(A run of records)
○ ○ ○ ○ ○ ○ ○

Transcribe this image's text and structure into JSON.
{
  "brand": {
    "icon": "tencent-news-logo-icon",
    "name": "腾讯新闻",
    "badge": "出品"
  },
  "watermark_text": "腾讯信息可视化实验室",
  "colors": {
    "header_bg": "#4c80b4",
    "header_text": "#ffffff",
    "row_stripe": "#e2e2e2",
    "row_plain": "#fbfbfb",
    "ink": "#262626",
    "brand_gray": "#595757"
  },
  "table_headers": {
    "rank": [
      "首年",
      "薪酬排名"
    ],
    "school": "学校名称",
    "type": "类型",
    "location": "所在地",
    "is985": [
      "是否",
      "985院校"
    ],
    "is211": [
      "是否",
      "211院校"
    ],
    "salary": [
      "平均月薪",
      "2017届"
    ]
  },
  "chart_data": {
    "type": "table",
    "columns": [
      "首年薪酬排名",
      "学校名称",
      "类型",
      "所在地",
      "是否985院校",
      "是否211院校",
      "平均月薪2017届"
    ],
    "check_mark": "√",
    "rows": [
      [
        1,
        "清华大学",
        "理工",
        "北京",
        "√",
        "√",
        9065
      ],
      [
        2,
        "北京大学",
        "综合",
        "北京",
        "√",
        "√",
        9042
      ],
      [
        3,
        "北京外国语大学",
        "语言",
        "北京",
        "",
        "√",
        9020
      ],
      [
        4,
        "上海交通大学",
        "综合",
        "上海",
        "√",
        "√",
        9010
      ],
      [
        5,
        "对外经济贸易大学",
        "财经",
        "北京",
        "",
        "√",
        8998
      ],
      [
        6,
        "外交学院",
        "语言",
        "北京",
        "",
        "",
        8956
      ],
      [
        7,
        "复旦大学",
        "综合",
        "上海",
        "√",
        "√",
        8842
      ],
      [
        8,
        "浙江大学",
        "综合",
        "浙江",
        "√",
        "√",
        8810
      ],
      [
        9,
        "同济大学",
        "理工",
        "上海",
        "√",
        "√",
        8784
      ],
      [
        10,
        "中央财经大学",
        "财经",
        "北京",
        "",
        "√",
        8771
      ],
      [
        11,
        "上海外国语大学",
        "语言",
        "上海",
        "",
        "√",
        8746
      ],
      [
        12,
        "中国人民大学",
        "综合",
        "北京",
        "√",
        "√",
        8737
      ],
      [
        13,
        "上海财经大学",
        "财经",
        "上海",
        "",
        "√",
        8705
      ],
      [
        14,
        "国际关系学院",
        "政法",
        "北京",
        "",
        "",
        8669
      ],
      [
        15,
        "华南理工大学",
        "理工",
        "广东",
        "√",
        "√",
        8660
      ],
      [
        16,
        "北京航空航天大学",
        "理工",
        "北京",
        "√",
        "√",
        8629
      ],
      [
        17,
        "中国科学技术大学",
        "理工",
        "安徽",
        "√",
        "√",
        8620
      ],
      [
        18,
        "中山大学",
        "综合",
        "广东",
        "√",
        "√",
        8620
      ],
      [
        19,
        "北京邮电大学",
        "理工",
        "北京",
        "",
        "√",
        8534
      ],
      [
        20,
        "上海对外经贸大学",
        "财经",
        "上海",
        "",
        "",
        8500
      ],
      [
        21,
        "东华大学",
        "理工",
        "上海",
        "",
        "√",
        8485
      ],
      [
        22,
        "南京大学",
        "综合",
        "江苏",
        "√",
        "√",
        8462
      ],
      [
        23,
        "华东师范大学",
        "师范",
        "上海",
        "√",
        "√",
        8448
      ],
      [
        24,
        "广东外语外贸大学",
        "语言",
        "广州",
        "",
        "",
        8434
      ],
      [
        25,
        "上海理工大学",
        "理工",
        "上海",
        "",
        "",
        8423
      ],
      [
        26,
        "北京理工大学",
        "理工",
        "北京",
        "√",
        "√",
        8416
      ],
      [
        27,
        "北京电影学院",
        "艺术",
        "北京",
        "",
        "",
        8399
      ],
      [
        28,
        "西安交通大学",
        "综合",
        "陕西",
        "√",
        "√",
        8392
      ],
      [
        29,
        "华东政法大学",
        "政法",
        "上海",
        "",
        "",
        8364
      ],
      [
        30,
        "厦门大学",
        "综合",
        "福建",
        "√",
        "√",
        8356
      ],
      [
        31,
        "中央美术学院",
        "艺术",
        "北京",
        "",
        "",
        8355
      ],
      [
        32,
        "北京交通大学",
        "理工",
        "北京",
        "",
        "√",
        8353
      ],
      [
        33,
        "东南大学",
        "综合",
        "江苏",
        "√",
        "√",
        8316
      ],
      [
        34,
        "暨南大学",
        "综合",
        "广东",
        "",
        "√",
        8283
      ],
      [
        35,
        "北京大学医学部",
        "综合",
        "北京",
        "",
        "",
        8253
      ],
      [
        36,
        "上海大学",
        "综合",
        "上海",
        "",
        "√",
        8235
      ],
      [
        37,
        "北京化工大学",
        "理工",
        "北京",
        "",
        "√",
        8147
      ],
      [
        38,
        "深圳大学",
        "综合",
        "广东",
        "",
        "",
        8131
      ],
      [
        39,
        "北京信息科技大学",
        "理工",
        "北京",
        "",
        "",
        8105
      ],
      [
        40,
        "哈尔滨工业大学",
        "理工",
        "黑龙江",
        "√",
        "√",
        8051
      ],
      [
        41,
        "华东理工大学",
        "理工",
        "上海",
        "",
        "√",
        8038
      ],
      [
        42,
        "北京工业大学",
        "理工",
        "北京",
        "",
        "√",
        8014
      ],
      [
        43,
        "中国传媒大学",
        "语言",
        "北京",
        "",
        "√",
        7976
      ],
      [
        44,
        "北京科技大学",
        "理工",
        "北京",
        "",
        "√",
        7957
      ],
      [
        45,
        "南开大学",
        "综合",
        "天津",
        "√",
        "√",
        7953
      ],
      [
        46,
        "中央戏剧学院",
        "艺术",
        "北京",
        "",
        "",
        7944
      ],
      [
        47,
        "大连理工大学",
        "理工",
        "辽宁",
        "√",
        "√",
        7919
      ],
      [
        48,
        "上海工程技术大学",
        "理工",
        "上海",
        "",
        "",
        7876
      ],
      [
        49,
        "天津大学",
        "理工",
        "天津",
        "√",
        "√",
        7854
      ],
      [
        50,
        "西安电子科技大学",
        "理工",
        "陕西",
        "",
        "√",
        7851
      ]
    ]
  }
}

○ ○ ○ ○ ○ ○ ○

REQUIRED TASK -> Provide an exact reproduction of all the entries shown above.

RESULT BELOW ->
Transcribe this image's text and structure into JSON.
{
  "brand": {
    "icon": "tencent-news-logo-icon",
    "name": "腾讯新闻",
    "badge": "出品"
  },
  "watermark_text": "腾讯信息可视化实验室",
  "colors": {
    "header_bg": "#4c80b4",
    "header_text": "#ffffff",
    "row_stripe": "#e2e2e2",
    "row_plain": "#fbfbfb",
    "ink": "#262626",
    "brand_gray": "#595757"
  },
  "table_headers": {
    "rank": [
      "首年",
      "薪酬排名"
    ],
    "school": "学校名称",
    "type": "类型",
    "location": "所在地",
    "is985": [
      "是否",
      "985院校"
    ],
    "is211": [
      "是否",
      "211院校"
    ],
    "salary": [
      "平均月薪",
      "2017届"
    ]
  },
  "chart_data": {
    "type": "table",
    "columns": [
      "首年薪酬排名",
      "学校名称",
      "类型",
      "所在地",
      "是否985院校",
      "是否211院校",
      "平均月薪2017届"
    ],
    "check_mark": "√",
    "rows": [
      [
        1,
        "清华大学",
        "理工",
        "北京",
        "√",
        "√",
        9065
      ],
      [
        2,
        "北京大学",
        "综合",
        "北京",
        "√",
        "√",
        9042
      ],
      [
        3,
        "北京外国语大学",
        "语言",
        "北京",
        "",
        "√",
        9020
      ],
      [
        4,
        "上海交通大学",
        "综合",
        "上海",
        "√",
        "√",
        9010
      ],
      [
        5,
        "对外经济贸易大学",
        "财经",
        "北京",
        "",
        "√",
        8998
      ],
      [
        6,
        "外交学院",
        "语言",
        "北京",
        "",
        "",
        8956
      ],
      [
        7,
        "复旦大学",
        "综合",
        "上海",
        "√",
        "√",
        8842
      ],
      [
        8,
        "浙江大学",
        "综合",
        "浙江",
        "√",
        "√",
        8810
      ],
      [
        9,
        "同济大学",
        "理工",
        "上海",
        "√",
        "√",
        8784
      ],
      [
        10,
        "中央财经大学",
        "财经",
        "北京",
        "",
        "√",
        8771
      ],
      [
        11,
        "上海外国语大学",
        "语言",
        "上海",
        "",
        "√",
        8746
      ],
      [
        12,
        "中国人民大学",
        "综合",
        "北京",
        "√",
        "√",
        8737
      ],
      [
        13,
        "上海财经大学",
        "财经",
        "上海",
        "",
        "√",
        8705
      ],
      [
        14,
        "国际关系学院",
        "政法",
        "北京",
        "",
        "",
        8669
      ],
      [
        15,
        "华南理工大学",
        "理工",
        "广东",
        "√",
        "√",
        8660
      ],
      [
        16,
        "北京航空航天大学",
        "理工",
        "北京",
        "√",
        "√",
        8629
      ],
      [
        17,
        "中国科学技术大学",
        "理工",
        "安徽",
        "√",
        "√",
        8620
      ],
      [
        18,
        "中山大学",
        "综合",
        "广东",
        "√",
        "√",
        8620
      ],
      [
        19,
        "北京邮电大学",
        "理工",
        "北京",
        "",
        "√",
        8534
      ],
      [
        20,
        "上海对外经贸大学",
        "财经",
        "上海",
        "",
        "",
        8500
      ],
      [
        21,
        "东华大学",
        "理工",
        "上海",
        "",
        "√",
        8485
      ],
      [
        22,
        "南京大学",
        "综合",
        "江苏",
        "√",
        "√",
        8462
      ],
      [
        23,
        "华东师范大学",
        "师范",
        "上海",
        "√",
        "√",
        8448
      ],
      [
        24,
        "广东外语外贸大学",
        "语言",
        "广州",
        "",
        "",
        8434
      ],
      [
        25,
        "上海理工大学",
        "理工",
        "上海",
        "",
        "",
        8423
      ],
      [
        26,
        "北京理工大学",
        "理工",
        "北京",
        "√",
        "√",
        8416
      ],
      [
        27,
        "北京电影学院",
        "艺术",
        "北京",
        "",
        "",
        8399
      ],
      [
        28,
        "西安交通大学",
        "综合",
        "陕西",
        "√",
        "√",
        8392
      ],
      [
        29,
        "华东政法大学",
        "政法",
        "上海",
        "",
        "",
        8364
      ],
      [
        30,
        "厦门大学",
        "综合",
        "福建",
        "√",
        "√",
        8356
      ],
      [
        31,
        "中央美术学院",
        "艺术",
        "北京",
        "",
        "",
        8355
      ],
      [
        32,
        "北京交通大学",
        "理工",
        "北京",
        "",
        "√",
        8353
      ],
      [
        33,
        "东南大学",
        "综合",
        "江苏",
        "√",
        "√",
        8316
      ],
      [
        34,
        "暨南大学",
        "综合",
        "广东",
        "",
        "√",
        8283
      ],
      [
        35,
        "北京大学医学部",
        "综合",
        "北京",
        "",
        "",
        8253
      ],
      [
        36,
        "上海大学",
        "综合",
        "上海",
        "",
        "√",
        8235
      ],
      [
        37,
        "北京化工大学",
        "理工",
        "北京",
        "",
        "√",
        8147
      ],
      [
        38,
        "深圳大学",
        "综合",
        "广东",
        "",
        "",
        8131
      ],
      [
        39,
        "北京信息科技大学",
        "理工",
        "北京",
        "",
        "",
        8105
      ],
      [
        40,
        "哈尔滨工业大学",
        "理工",
        "黑龙江",
        "√",
        "√",
        8051
      ],
      [
        41,
        "华东理工大学",
        "理工",
        "上海",
        "",
        "√",
        8038
      ],
      [
        42,
        "北京工业大学",
        "理工",
        "北京",
        "",
        "√",
        8014
      ],
      [
        43,
        "中国传媒大学",
        "语言",
        "北京",
        "",
        "√",
        7976
      ],
      [
        44,
        "北京科技大学",
        "理工",
        "北京",
        "",
        "√",
        7957
      ],
      [
        45,
        "南开大学",
        "综合",
        "天津",
        "√",
        "√",
        7953
      ],
      [
        46,
        "中央戏剧学院",
        "艺术",
        "北京",
        "",
        "",
        7944
      ],
      [
        47,
        "大连理工大学",
        "理工",
        "辽宁",
        "√",
        "√",
        7919
      ],
      [
        48,
        "上海工程技术大学",
        "理工",
        "上海",
        "",
        "",
        7876
      ],
      [
        49,
        "天津大学",
        "理工",
        "天津",
        "√",
        "√",
        7854
      ],
      [
        50,
        "西安电子科技大学",
        "理工",
        "陕西",
        "",
        "√",
        7851
      ]
    ]
  }
}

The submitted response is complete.